--- START OF LISTED RECORDS ---
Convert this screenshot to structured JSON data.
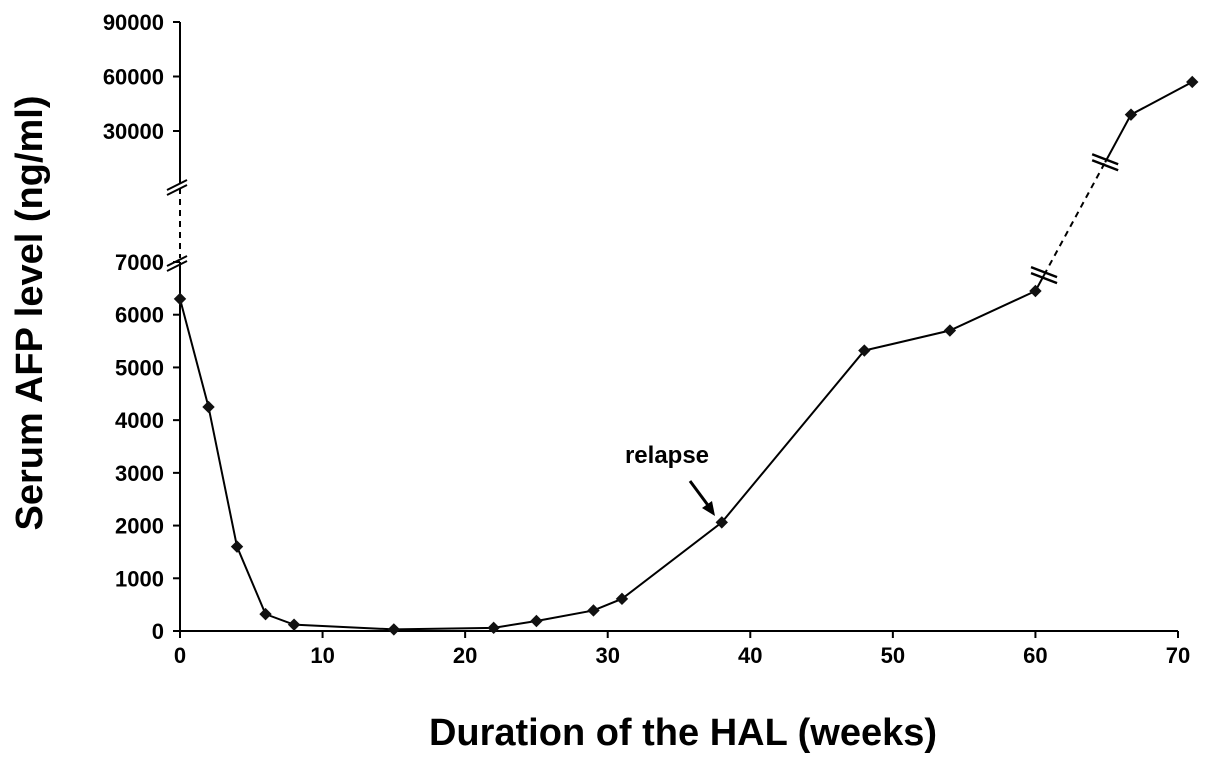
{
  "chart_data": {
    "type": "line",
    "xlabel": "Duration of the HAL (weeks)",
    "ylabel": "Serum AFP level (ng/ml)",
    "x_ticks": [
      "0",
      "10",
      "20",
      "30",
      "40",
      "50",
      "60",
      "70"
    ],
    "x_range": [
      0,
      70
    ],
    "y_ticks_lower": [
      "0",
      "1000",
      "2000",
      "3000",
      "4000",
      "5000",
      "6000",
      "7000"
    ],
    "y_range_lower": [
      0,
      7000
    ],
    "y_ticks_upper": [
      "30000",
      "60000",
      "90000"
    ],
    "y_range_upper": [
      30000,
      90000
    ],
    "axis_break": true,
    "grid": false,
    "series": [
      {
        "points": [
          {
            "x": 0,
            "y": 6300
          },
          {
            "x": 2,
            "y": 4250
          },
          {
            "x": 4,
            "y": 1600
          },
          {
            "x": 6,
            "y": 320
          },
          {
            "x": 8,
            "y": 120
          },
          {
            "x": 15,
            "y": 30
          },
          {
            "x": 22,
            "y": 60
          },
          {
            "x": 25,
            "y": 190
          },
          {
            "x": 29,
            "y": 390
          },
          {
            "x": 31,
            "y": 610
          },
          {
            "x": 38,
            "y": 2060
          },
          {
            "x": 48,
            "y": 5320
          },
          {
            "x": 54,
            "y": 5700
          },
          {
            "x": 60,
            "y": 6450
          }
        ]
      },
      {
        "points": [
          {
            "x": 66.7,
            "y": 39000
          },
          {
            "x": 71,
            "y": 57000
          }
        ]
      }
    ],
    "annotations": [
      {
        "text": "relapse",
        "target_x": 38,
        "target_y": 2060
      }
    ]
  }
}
--- END OF LISTED RECORDS ---
CHALLENGE: Your task is to repeat the data above exactly while excluding the pictures.

EXPECTED ANSWER:
Convert this screenshot to structured JSON data.
{
  "chart_data": {
    "type": "line",
    "xlabel": "Duration of the HAL (weeks)",
    "ylabel": "Serum AFP level (ng/ml)",
    "x_ticks": [
      "0",
      "10",
      "20",
      "30",
      "40",
      "50",
      "60",
      "70"
    ],
    "x_range": [
      0,
      70
    ],
    "y_ticks_lower": [
      "0",
      "1000",
      "2000",
      "3000",
      "4000",
      "5000",
      "6000",
      "7000"
    ],
    "y_range_lower": [
      0,
      7000
    ],
    "y_ticks_upper": [
      "30000",
      "60000",
      "90000"
    ],
    "y_range_upper": [
      30000,
      90000
    ],
    "axis_break": true,
    "grid": false,
    "series": [
      {
        "points": [
          {
            "x": 0,
            "y": 6300
          },
          {
            "x": 2,
            "y": 4250
          },
          {
            "x": 4,
            "y": 1600
          },
          {
            "x": 6,
            "y": 320
          },
          {
            "x": 8,
            "y": 120
          },
          {
            "x": 15,
            "y": 30
          },
          {
            "x": 22,
            "y": 60
          },
          {
            "x": 25,
            "y": 190
          },
          {
            "x": 29,
            "y": 390
          },
          {
            "x": 31,
            "y": 610
          },
          {
            "x": 38,
            "y": 2060
          },
          {
            "x": 48,
            "y": 5320
          },
          {
            "x": 54,
            "y": 5700
          },
          {
            "x": 60,
            "y": 6450
          }
        ]
      },
      {
        "points": [
          {
            "x": 66.7,
            "y": 39000
          },
          {
            "x": 71,
            "y": 57000
          }
        ]
      }
    ],
    "annotations": [
      {
        "text": "relapse",
        "target_x": 38,
        "target_y": 2060
      }
    ]
  }
}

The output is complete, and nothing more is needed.